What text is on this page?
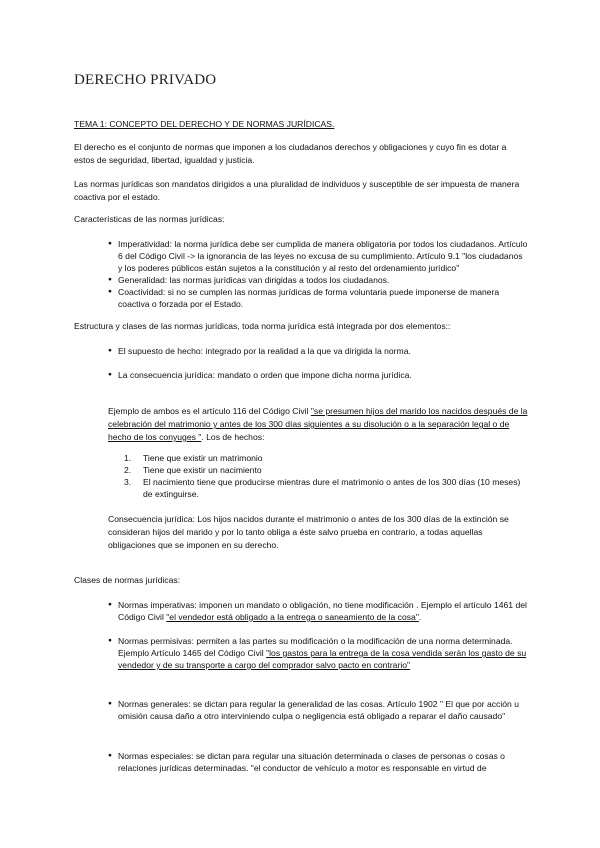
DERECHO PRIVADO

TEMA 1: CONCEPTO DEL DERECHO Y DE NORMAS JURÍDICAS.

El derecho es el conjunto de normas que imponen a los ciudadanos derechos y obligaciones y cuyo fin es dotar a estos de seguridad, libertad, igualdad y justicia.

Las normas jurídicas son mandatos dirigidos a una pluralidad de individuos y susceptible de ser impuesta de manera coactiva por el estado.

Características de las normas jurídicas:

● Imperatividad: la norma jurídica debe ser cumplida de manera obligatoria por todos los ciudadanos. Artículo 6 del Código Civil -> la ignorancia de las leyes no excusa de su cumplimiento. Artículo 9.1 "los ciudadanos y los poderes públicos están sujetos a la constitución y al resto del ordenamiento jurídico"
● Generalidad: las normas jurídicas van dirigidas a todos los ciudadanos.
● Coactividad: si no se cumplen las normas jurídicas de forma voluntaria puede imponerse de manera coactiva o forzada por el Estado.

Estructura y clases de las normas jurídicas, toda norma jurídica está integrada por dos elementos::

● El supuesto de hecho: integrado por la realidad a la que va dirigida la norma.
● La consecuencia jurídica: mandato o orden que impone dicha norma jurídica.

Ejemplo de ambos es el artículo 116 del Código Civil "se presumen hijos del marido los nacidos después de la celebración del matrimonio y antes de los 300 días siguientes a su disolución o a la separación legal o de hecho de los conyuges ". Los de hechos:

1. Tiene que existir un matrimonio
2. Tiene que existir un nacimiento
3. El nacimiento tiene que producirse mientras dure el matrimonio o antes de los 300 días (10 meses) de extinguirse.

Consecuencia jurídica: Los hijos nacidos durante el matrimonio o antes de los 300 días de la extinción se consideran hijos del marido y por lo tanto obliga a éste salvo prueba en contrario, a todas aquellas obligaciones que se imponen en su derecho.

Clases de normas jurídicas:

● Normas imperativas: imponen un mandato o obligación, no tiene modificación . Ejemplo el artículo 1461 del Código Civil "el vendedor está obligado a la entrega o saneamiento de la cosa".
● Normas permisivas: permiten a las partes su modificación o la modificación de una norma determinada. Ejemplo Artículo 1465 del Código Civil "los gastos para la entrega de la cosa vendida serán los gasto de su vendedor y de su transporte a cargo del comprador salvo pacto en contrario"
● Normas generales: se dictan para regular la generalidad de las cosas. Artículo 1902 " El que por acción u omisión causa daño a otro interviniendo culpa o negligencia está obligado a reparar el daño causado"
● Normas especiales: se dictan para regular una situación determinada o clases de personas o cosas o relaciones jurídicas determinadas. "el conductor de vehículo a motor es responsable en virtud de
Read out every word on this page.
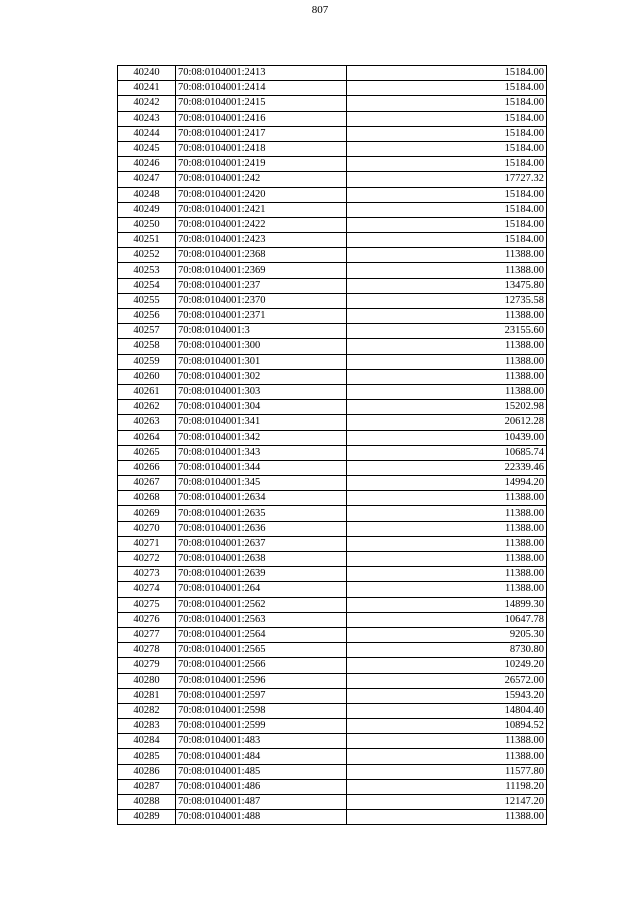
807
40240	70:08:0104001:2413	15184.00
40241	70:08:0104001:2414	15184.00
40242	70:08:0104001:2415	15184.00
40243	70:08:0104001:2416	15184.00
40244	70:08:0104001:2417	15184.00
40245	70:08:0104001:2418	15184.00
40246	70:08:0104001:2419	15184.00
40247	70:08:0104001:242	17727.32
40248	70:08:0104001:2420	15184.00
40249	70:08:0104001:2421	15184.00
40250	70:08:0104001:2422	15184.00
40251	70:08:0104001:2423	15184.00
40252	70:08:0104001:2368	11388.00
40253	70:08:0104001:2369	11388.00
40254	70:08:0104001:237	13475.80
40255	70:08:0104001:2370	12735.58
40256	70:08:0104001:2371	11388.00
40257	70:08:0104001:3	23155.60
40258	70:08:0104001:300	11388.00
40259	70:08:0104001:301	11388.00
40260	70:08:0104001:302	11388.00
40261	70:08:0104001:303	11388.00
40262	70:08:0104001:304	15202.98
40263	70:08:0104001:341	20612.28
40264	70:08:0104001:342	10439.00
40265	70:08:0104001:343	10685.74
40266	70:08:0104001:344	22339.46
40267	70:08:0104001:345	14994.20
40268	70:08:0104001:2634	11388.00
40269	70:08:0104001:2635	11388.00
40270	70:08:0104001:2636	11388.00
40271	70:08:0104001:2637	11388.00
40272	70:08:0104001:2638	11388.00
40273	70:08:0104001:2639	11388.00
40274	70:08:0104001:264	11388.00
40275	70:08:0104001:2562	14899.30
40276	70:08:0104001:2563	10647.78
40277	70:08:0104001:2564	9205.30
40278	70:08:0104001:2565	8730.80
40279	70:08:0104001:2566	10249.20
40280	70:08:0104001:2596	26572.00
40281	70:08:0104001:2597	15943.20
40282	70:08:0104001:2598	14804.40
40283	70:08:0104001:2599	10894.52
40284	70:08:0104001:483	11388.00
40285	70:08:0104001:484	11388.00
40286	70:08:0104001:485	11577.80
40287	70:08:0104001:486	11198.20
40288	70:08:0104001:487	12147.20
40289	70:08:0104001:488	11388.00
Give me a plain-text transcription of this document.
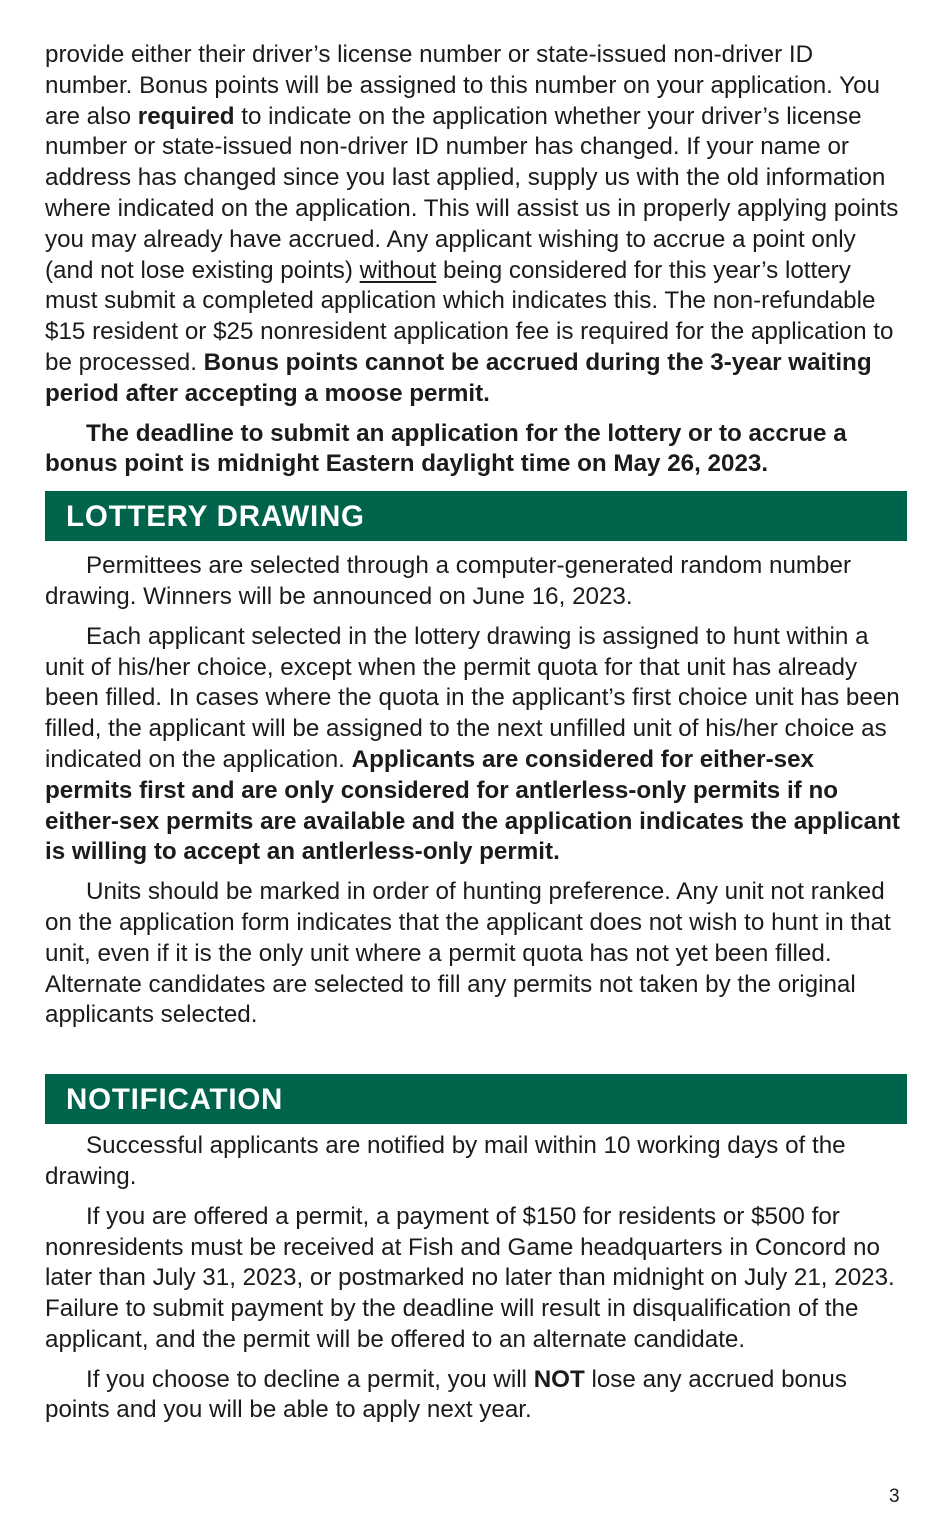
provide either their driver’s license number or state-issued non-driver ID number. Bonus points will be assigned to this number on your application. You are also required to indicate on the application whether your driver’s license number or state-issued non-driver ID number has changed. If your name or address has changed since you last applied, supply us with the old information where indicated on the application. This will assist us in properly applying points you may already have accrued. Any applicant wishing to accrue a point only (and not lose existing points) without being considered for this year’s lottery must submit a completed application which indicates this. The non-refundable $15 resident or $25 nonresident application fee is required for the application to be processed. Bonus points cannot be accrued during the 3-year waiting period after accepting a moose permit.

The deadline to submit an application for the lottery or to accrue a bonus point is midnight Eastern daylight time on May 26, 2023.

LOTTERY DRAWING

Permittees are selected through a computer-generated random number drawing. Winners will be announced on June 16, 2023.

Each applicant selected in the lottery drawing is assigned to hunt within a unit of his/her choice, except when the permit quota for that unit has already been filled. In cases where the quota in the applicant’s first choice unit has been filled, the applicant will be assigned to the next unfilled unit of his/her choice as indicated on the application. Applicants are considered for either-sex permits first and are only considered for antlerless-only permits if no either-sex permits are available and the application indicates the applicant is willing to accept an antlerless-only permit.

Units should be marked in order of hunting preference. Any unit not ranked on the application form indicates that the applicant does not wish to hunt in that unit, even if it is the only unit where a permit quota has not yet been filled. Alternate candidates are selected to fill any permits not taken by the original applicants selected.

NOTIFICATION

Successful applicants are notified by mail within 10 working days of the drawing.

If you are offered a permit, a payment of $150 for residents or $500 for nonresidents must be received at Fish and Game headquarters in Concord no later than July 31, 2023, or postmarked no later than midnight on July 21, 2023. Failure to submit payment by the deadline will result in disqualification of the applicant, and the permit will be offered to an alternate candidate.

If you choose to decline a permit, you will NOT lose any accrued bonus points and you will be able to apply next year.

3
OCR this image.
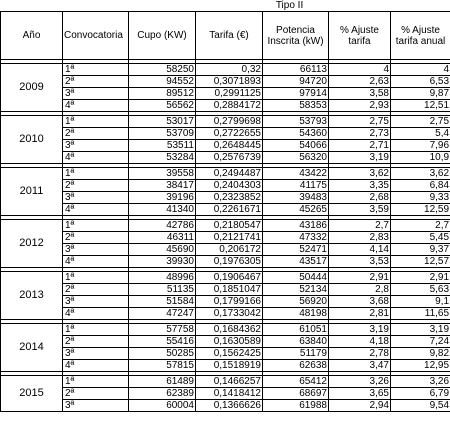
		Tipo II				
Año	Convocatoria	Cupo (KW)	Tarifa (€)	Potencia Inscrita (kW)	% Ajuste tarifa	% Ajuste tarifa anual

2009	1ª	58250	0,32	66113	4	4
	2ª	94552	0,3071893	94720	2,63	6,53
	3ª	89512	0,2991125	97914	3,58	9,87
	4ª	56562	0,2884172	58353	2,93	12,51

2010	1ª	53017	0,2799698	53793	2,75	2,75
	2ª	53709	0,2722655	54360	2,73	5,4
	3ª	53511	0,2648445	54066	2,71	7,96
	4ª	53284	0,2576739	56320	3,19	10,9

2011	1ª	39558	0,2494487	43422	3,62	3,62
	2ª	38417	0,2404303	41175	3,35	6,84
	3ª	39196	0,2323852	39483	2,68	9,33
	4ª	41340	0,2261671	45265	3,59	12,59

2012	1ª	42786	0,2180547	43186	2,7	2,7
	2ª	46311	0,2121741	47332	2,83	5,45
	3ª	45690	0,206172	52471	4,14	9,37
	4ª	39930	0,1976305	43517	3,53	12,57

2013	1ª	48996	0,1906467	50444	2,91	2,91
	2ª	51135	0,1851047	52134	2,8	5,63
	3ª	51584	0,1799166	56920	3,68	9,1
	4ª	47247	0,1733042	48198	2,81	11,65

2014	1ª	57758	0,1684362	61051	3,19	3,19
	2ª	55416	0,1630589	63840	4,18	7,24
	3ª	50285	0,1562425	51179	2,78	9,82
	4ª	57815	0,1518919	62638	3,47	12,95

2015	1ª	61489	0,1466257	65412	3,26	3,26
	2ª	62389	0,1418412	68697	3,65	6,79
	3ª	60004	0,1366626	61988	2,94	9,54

━━━

### TASK DIRECTIONS
Gather up the lines that contain the word "obligado".

### EXERCISE SOLUTION
● Normas imperativas: imponen un mandato o obligación, no tiene modificación . Ejemplo el artículo 1461 del Código Civil "el vendedor está obligado a la entrega o saneamiento de la cosa".
● Normas generales: se dictan para regular la generalidad de las cosas. Artículo 1902 " El que por acción u omisión causa daño a otro interviniendo culpa o negligencia está obligado a reparar el daño causado"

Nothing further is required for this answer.